## Short exercise
For each line below that includes the word "thập", make a copy.

-- -- --

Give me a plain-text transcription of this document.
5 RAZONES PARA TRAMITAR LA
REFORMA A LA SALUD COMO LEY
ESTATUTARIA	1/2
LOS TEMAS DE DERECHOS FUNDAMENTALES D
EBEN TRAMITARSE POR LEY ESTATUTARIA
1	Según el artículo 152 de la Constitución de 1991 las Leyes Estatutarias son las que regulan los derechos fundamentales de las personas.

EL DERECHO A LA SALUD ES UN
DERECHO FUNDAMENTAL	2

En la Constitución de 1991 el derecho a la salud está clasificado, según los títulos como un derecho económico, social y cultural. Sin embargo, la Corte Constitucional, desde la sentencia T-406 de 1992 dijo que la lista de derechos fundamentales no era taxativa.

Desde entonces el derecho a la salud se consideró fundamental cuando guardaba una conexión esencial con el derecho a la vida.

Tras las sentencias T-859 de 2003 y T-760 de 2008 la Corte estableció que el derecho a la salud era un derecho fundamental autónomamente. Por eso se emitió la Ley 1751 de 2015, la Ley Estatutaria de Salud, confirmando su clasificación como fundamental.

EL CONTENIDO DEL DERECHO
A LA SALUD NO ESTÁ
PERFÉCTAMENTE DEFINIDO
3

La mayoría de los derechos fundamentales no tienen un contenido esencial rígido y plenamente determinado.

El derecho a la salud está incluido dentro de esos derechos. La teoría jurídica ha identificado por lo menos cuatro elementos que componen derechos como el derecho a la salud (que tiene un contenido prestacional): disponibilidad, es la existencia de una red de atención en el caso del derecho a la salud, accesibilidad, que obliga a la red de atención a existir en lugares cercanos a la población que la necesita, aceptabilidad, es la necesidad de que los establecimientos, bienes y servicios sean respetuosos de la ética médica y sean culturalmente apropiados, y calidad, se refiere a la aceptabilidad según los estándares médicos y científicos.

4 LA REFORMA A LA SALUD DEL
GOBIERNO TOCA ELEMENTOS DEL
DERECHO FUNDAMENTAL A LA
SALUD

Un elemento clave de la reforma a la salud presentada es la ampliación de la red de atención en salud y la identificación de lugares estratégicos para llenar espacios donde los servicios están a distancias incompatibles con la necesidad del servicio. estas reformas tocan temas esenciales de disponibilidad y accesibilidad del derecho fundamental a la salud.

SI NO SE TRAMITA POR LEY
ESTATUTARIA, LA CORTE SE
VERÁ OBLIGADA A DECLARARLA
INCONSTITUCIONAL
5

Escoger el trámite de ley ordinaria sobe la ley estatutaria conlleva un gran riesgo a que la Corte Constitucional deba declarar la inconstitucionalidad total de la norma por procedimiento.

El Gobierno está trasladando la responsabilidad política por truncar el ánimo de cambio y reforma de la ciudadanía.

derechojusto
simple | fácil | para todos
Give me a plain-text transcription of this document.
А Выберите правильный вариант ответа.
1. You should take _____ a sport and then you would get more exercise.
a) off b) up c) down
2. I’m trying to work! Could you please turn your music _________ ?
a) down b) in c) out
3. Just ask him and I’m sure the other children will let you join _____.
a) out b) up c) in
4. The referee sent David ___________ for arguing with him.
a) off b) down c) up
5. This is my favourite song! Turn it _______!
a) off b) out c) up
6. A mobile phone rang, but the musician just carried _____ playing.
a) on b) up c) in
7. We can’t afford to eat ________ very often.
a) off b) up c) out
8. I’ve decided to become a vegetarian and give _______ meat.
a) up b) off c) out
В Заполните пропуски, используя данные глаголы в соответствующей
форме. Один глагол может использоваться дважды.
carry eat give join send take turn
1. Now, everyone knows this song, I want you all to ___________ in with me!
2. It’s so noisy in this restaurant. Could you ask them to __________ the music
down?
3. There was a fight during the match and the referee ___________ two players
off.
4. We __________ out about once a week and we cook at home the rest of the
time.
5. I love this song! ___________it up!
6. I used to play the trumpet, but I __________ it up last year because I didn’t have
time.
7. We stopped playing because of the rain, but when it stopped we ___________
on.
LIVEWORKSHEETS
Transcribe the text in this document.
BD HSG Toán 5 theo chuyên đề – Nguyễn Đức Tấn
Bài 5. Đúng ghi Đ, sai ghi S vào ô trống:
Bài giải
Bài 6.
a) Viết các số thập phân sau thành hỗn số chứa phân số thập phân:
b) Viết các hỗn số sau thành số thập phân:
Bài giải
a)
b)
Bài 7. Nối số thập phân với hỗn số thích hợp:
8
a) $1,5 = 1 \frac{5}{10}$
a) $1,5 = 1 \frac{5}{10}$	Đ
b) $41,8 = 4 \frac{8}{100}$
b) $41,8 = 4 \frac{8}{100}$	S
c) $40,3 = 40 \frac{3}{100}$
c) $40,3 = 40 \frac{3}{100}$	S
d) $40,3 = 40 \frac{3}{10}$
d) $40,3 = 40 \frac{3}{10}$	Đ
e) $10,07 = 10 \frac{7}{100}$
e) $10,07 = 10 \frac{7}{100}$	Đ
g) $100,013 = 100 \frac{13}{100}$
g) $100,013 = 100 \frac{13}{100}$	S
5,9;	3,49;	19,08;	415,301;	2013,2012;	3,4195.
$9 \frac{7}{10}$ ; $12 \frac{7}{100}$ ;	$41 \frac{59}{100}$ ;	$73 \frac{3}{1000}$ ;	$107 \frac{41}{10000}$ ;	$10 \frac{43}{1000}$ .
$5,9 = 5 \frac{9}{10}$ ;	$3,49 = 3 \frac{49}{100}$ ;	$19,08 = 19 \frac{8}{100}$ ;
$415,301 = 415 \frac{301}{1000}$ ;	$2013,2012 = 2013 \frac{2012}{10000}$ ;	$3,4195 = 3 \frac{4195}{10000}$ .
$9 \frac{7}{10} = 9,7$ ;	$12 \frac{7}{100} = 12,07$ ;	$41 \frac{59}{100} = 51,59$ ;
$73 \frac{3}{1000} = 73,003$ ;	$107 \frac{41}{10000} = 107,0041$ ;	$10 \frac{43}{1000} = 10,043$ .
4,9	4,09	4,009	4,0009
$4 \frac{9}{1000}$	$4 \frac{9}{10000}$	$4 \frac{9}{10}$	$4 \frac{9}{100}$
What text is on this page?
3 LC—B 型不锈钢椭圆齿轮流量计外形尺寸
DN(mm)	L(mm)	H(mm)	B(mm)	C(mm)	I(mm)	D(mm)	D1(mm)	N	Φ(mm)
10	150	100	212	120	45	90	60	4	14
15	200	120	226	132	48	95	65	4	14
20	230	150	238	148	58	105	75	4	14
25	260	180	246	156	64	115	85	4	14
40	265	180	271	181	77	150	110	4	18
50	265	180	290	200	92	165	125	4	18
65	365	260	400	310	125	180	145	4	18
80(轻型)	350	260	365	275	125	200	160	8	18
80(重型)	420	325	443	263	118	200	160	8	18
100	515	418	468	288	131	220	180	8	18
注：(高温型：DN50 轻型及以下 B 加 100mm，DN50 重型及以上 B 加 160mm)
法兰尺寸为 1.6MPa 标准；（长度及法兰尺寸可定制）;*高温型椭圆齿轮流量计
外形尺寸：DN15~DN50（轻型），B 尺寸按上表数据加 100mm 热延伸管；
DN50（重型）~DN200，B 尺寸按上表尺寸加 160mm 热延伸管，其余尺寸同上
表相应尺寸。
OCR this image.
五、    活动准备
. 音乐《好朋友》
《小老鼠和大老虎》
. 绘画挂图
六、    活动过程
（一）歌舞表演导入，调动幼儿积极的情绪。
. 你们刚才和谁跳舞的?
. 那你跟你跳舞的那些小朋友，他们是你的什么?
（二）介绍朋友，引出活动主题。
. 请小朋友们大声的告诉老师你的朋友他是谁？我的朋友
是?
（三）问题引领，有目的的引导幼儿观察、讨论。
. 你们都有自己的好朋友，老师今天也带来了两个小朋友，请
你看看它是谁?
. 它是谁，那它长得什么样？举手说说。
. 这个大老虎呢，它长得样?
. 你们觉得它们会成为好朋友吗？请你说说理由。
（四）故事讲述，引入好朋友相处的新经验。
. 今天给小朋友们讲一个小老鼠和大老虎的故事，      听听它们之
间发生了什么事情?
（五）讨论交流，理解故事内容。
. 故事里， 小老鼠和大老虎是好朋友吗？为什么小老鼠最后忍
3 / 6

-- -- --

## Correct output
a) Viết các số thập phân sau thành hỗn số chứa phân số thập phân:
b) Viết các hỗn số sau thành số thập phân:
Bài 7. Nối số thập phân với hỗn số thích hợp:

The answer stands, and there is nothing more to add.